# TASK TO CARRY OUT
Note how many lines hold the string "substancji" and give that number without any other words.

[A run of records]
-=-=-=-=-

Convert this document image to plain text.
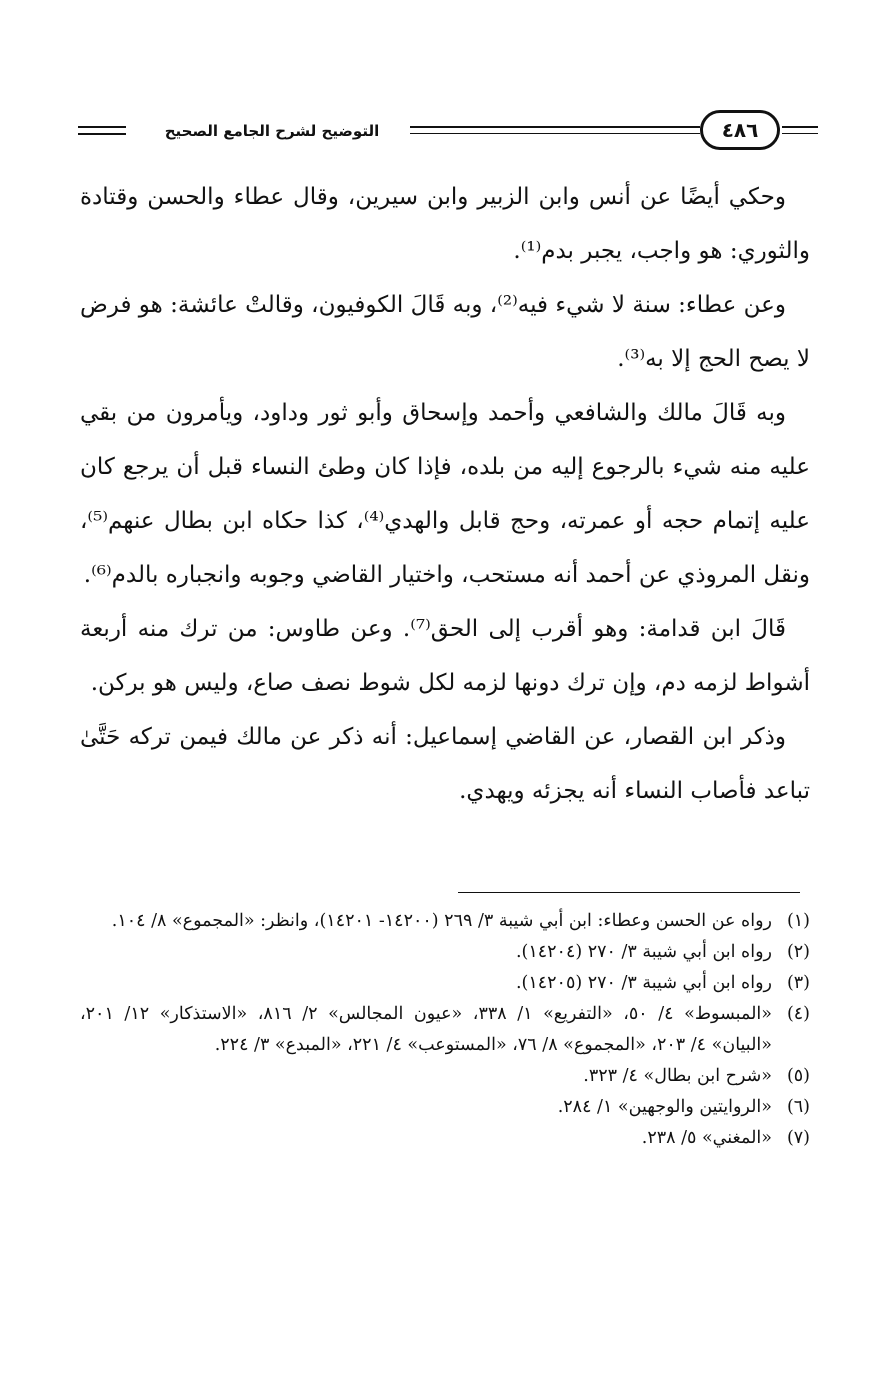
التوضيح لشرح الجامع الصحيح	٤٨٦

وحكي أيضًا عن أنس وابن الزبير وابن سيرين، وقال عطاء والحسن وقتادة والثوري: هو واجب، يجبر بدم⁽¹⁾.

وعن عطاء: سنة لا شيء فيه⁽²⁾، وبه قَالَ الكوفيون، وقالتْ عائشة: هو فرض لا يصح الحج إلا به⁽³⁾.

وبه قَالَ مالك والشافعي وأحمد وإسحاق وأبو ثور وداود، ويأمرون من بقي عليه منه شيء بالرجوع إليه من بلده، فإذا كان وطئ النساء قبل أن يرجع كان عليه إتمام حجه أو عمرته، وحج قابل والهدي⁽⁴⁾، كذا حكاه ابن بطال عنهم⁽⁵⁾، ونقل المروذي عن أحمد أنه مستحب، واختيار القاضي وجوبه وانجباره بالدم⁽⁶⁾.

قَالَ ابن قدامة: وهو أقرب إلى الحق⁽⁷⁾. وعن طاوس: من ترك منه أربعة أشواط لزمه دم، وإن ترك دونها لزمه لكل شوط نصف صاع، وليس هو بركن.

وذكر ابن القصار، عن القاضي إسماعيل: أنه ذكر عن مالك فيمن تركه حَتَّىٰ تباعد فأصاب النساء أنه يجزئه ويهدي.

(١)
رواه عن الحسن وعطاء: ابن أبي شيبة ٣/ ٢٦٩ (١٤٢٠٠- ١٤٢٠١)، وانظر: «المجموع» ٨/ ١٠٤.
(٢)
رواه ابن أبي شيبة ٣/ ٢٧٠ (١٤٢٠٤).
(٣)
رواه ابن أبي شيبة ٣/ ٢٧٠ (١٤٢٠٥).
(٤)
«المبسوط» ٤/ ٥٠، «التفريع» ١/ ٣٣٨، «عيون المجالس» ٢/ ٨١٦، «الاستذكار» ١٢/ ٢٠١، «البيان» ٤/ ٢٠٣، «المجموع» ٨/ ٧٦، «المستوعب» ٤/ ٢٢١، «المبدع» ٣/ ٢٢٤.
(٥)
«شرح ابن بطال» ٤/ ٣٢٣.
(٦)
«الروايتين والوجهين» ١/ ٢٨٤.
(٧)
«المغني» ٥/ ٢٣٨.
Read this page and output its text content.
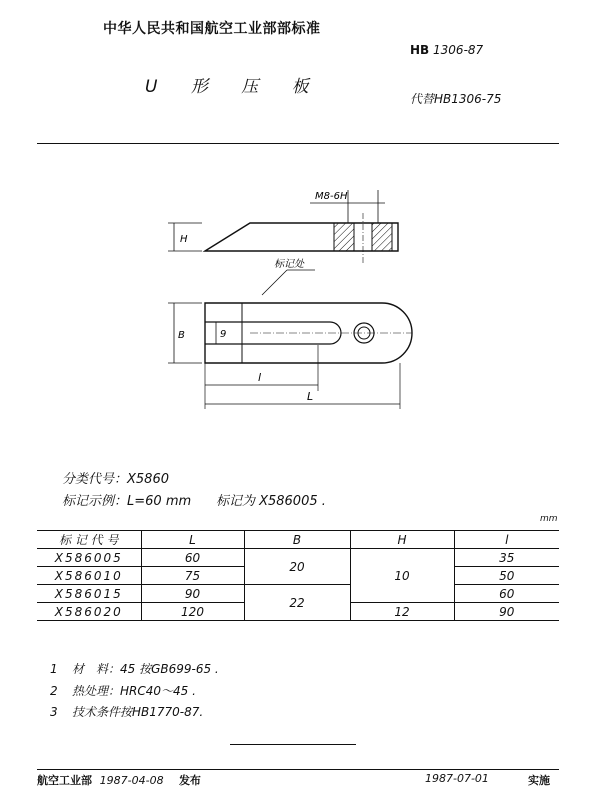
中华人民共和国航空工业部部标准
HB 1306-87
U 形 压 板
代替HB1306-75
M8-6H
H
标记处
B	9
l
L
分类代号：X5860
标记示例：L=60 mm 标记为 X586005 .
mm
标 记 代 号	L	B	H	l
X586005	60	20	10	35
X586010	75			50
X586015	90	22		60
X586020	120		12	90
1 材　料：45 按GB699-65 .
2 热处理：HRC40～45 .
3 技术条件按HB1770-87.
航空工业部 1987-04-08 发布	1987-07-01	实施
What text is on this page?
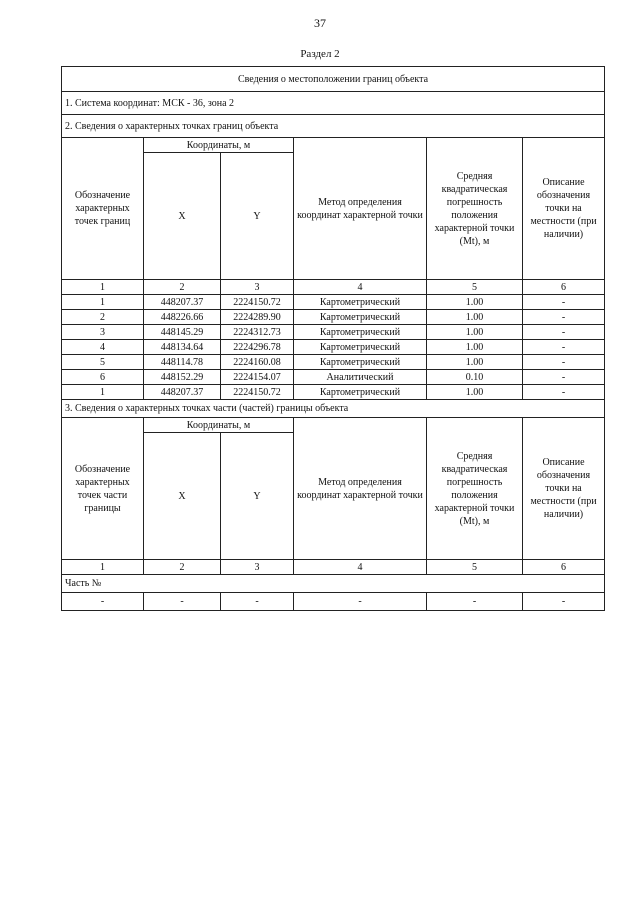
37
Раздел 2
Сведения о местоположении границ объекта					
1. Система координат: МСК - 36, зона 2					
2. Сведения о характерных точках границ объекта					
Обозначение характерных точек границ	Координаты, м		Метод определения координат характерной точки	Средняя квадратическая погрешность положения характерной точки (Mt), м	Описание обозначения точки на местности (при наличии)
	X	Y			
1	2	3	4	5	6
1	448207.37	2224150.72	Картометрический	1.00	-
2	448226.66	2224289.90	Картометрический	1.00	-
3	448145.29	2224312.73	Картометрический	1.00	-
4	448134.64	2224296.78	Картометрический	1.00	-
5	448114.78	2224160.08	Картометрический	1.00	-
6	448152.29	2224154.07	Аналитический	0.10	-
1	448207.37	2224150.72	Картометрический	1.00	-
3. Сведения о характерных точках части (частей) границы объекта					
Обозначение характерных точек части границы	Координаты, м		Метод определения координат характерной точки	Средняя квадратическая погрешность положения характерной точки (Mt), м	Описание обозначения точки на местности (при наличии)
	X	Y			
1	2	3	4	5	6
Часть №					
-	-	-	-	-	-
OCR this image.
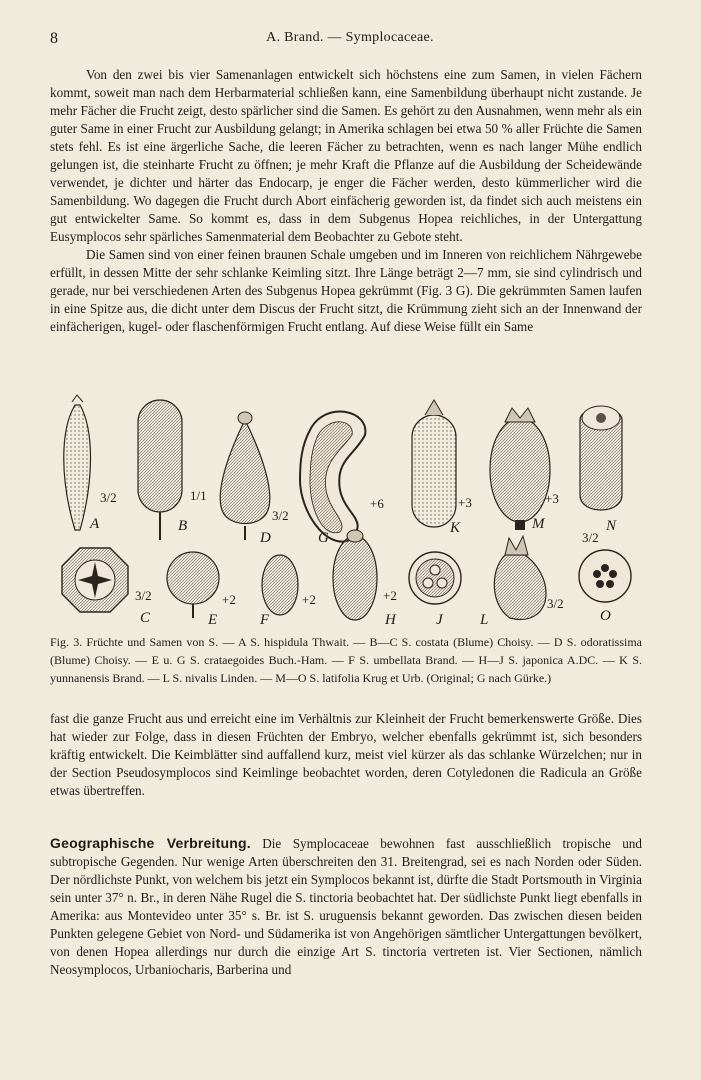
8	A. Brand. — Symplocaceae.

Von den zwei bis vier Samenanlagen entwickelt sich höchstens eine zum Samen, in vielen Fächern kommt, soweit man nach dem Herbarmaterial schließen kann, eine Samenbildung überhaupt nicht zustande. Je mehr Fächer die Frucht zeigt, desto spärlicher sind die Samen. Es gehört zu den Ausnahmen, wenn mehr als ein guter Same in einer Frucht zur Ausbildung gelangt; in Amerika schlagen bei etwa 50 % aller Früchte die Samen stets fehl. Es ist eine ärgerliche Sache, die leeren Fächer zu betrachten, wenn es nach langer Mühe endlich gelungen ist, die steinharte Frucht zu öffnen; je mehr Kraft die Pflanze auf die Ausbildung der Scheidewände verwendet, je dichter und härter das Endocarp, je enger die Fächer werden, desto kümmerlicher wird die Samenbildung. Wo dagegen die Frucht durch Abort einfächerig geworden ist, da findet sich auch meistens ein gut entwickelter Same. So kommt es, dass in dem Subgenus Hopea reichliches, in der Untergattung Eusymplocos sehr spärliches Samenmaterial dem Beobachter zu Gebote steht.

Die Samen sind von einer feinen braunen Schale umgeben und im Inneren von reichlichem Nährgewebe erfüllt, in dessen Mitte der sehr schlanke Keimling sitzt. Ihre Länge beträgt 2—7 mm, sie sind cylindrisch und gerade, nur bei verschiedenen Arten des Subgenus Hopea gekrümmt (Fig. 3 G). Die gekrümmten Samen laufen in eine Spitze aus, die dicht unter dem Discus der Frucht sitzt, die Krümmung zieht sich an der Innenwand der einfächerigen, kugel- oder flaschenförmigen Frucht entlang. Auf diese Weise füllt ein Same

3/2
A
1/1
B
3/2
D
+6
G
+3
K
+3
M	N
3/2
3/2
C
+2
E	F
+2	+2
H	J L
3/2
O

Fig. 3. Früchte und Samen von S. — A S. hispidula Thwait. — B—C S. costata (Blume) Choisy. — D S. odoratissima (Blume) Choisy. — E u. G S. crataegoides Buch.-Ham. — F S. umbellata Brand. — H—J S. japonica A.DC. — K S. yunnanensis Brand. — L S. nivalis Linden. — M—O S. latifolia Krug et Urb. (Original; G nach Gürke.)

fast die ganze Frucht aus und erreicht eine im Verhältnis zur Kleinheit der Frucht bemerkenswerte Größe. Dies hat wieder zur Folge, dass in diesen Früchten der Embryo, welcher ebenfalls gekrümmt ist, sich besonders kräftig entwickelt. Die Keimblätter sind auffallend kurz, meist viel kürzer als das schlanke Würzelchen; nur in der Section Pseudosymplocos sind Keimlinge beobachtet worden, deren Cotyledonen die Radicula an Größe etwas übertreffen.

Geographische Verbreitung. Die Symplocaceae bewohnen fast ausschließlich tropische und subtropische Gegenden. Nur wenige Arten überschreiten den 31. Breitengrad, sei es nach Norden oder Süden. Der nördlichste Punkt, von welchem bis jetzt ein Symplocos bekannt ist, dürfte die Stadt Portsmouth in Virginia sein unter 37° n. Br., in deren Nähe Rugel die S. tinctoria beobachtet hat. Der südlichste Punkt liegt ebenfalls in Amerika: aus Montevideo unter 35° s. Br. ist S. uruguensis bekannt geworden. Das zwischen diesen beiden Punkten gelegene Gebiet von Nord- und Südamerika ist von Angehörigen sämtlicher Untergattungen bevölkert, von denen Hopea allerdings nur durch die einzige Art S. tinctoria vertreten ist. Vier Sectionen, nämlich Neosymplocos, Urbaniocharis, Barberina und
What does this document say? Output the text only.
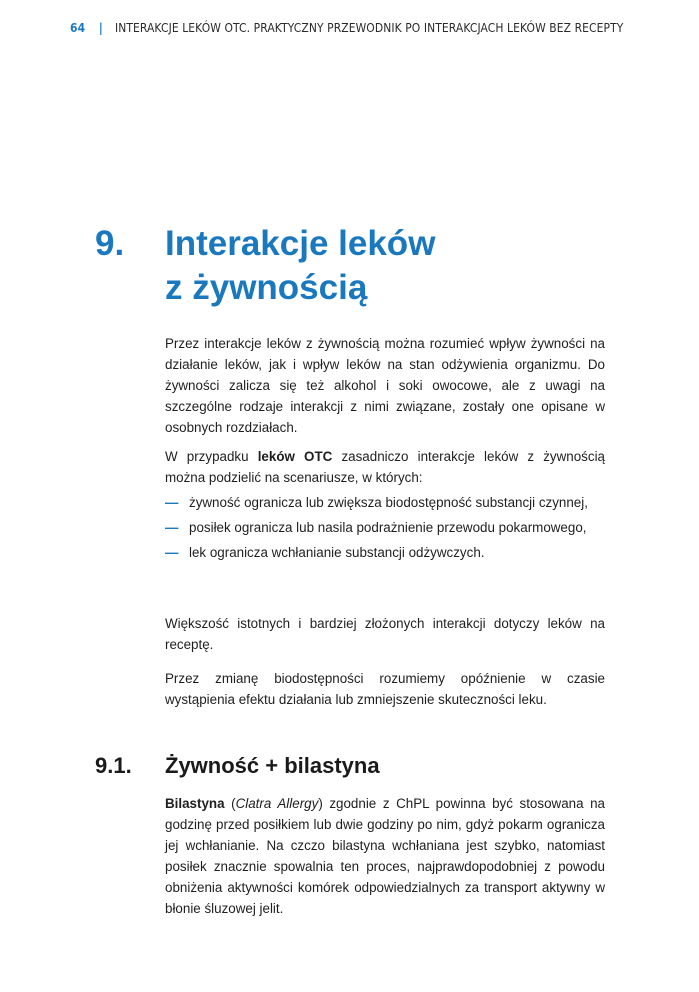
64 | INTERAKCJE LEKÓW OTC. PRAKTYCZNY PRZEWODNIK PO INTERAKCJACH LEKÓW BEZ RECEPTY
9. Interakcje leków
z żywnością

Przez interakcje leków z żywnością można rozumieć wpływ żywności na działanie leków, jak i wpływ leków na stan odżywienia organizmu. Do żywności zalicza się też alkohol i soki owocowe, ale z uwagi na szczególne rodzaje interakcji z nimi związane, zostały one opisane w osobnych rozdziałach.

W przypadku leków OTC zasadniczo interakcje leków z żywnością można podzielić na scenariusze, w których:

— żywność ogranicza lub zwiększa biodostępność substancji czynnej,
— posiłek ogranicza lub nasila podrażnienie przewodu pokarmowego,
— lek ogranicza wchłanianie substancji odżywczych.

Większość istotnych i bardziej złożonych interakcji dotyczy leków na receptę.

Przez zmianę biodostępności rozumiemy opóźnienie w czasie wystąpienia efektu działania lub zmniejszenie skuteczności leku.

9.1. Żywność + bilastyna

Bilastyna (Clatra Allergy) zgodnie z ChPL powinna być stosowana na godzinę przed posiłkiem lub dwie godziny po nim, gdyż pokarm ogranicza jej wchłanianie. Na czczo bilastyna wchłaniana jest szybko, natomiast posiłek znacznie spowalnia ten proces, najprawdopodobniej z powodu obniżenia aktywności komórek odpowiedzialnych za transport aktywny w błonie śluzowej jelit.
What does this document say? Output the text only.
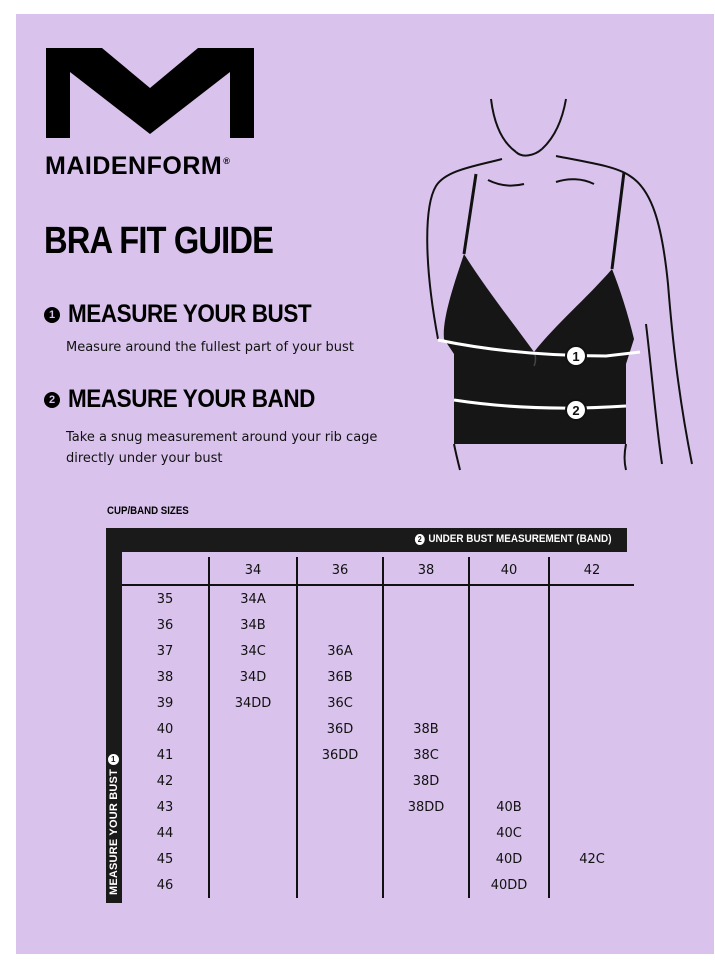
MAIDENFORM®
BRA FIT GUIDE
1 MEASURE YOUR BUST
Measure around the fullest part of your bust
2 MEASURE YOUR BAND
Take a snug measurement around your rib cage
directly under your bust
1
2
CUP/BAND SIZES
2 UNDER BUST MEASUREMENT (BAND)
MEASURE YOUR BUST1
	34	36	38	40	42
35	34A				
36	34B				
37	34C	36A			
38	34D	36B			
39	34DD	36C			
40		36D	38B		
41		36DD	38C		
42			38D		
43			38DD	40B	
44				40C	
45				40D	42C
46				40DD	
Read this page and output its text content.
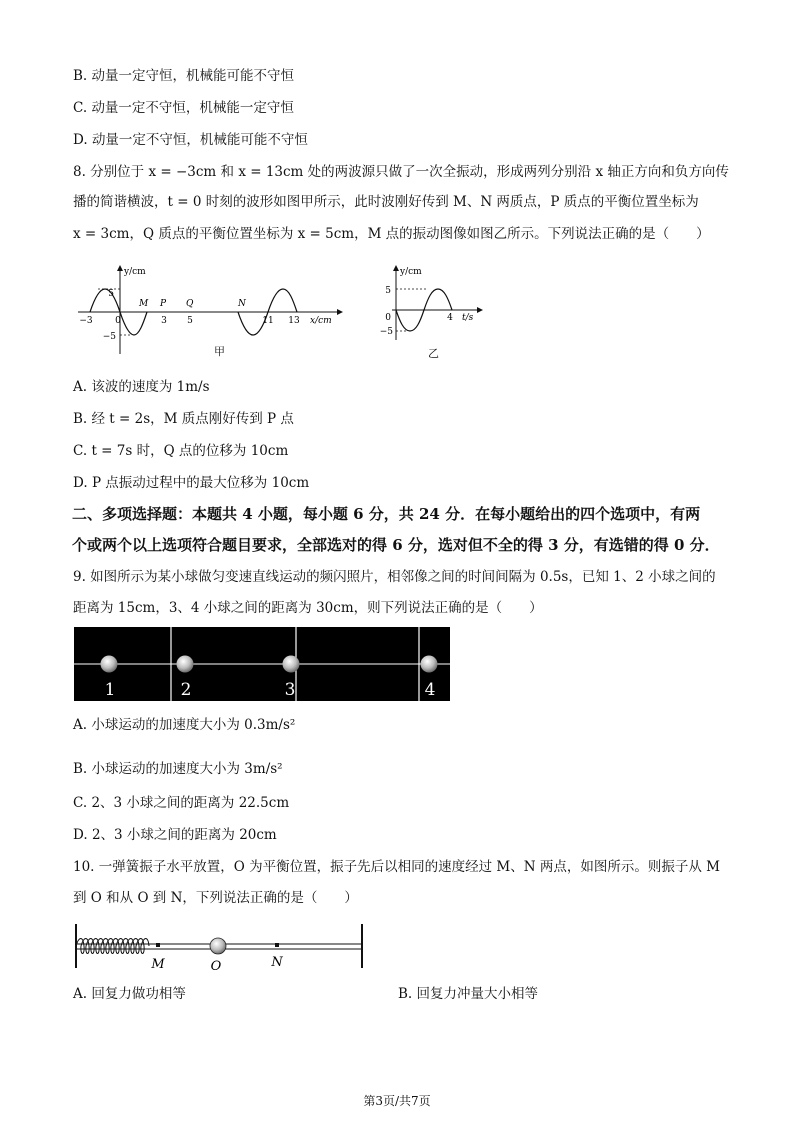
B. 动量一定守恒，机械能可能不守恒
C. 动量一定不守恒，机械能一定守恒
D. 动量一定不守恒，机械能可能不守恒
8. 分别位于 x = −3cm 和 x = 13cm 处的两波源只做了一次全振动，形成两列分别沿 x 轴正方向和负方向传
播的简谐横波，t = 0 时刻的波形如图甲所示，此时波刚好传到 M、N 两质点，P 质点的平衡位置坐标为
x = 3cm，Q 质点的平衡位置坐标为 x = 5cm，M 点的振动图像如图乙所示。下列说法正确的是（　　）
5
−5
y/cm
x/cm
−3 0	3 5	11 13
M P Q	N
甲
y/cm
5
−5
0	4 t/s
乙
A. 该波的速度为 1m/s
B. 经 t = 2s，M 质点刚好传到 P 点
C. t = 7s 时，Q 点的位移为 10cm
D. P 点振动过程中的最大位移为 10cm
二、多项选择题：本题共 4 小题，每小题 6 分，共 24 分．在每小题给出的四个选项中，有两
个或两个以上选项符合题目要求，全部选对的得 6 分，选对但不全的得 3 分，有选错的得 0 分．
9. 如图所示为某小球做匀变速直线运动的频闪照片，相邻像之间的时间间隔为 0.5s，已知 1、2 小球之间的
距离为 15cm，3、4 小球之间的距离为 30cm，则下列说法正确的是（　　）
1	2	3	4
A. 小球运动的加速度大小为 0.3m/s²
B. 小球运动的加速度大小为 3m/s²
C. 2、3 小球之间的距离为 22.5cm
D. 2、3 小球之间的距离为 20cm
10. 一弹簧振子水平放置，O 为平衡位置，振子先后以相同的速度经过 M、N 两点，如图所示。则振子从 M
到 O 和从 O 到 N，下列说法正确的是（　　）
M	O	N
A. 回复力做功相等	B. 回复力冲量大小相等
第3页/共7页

-=-=-=-=-

# SOLUTION TO THIS PROBLEM
2